- Given records -
_ _ _

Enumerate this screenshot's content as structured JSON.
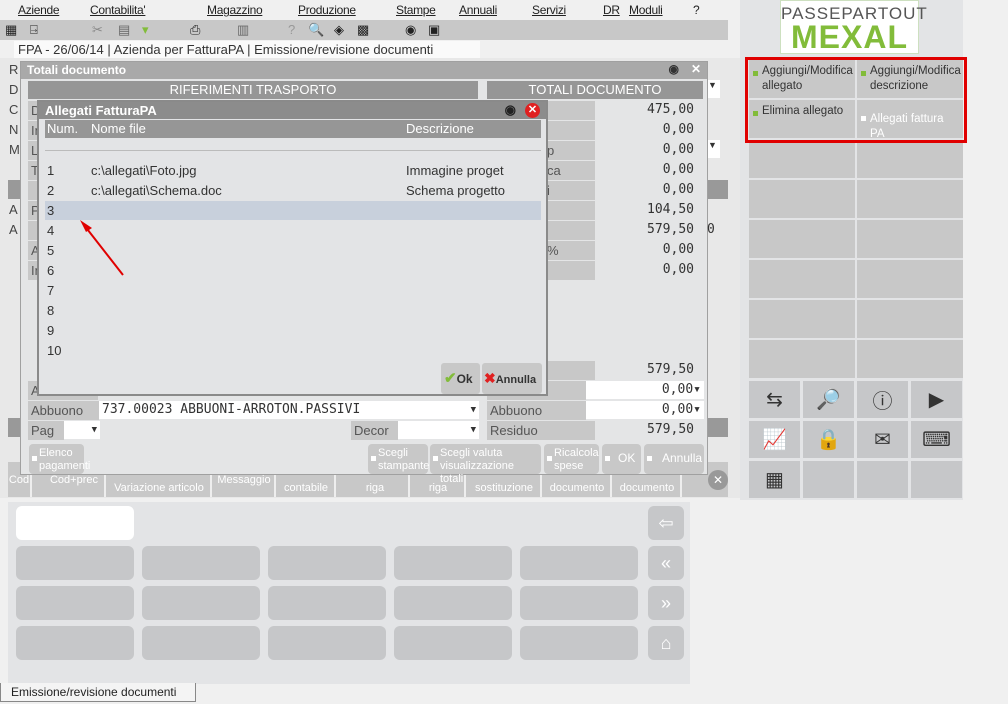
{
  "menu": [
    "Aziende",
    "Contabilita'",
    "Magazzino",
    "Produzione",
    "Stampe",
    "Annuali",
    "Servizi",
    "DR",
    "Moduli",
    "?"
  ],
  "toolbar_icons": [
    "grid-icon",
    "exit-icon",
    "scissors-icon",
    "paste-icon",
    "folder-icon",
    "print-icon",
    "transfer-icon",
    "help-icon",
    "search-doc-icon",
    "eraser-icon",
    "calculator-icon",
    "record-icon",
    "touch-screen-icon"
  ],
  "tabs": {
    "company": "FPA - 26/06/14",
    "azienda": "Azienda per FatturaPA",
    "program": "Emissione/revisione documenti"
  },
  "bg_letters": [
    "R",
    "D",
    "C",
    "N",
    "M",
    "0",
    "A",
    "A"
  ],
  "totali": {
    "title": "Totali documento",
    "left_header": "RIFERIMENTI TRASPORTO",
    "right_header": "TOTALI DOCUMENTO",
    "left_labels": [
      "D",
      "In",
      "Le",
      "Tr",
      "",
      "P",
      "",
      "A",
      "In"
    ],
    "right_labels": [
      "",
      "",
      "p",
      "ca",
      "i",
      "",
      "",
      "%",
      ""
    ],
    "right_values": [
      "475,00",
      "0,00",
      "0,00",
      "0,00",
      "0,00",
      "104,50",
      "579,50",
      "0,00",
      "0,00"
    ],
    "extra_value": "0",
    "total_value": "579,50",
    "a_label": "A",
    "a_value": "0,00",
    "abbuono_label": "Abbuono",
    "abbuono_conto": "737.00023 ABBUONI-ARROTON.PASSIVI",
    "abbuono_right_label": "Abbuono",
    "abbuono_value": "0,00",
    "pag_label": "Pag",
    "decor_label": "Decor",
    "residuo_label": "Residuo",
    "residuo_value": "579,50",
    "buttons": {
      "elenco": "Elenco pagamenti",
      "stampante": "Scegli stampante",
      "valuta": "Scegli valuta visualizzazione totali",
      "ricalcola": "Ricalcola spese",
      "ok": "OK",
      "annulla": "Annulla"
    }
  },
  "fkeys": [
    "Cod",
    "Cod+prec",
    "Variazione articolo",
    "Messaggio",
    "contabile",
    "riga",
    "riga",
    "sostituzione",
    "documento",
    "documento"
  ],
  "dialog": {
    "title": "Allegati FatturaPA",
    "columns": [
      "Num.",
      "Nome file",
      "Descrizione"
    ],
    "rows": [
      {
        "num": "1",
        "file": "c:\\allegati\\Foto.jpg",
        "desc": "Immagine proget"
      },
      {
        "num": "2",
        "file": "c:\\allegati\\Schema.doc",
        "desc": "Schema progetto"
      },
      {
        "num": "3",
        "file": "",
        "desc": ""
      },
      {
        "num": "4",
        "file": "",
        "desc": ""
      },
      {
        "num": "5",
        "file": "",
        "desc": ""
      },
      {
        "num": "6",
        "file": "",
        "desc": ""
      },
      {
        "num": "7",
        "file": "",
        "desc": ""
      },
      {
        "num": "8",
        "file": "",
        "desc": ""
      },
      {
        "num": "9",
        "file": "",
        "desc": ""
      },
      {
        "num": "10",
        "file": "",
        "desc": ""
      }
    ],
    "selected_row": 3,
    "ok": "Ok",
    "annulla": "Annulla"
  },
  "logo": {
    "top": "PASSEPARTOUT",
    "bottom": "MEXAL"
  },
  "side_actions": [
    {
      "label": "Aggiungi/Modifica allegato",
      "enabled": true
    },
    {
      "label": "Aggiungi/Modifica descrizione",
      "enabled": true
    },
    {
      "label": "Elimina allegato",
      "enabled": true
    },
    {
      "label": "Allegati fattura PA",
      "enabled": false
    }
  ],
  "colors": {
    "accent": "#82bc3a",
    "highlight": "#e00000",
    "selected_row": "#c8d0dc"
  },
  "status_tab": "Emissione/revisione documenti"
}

_ _ _

- Your goal -
Look over the material above and show each line where "Aggiungi" appears.

- Output for this exercise -
      "label": "Aggiungi/Modifica allegato",
      "label": "Aggiungi/Modifica descrizione",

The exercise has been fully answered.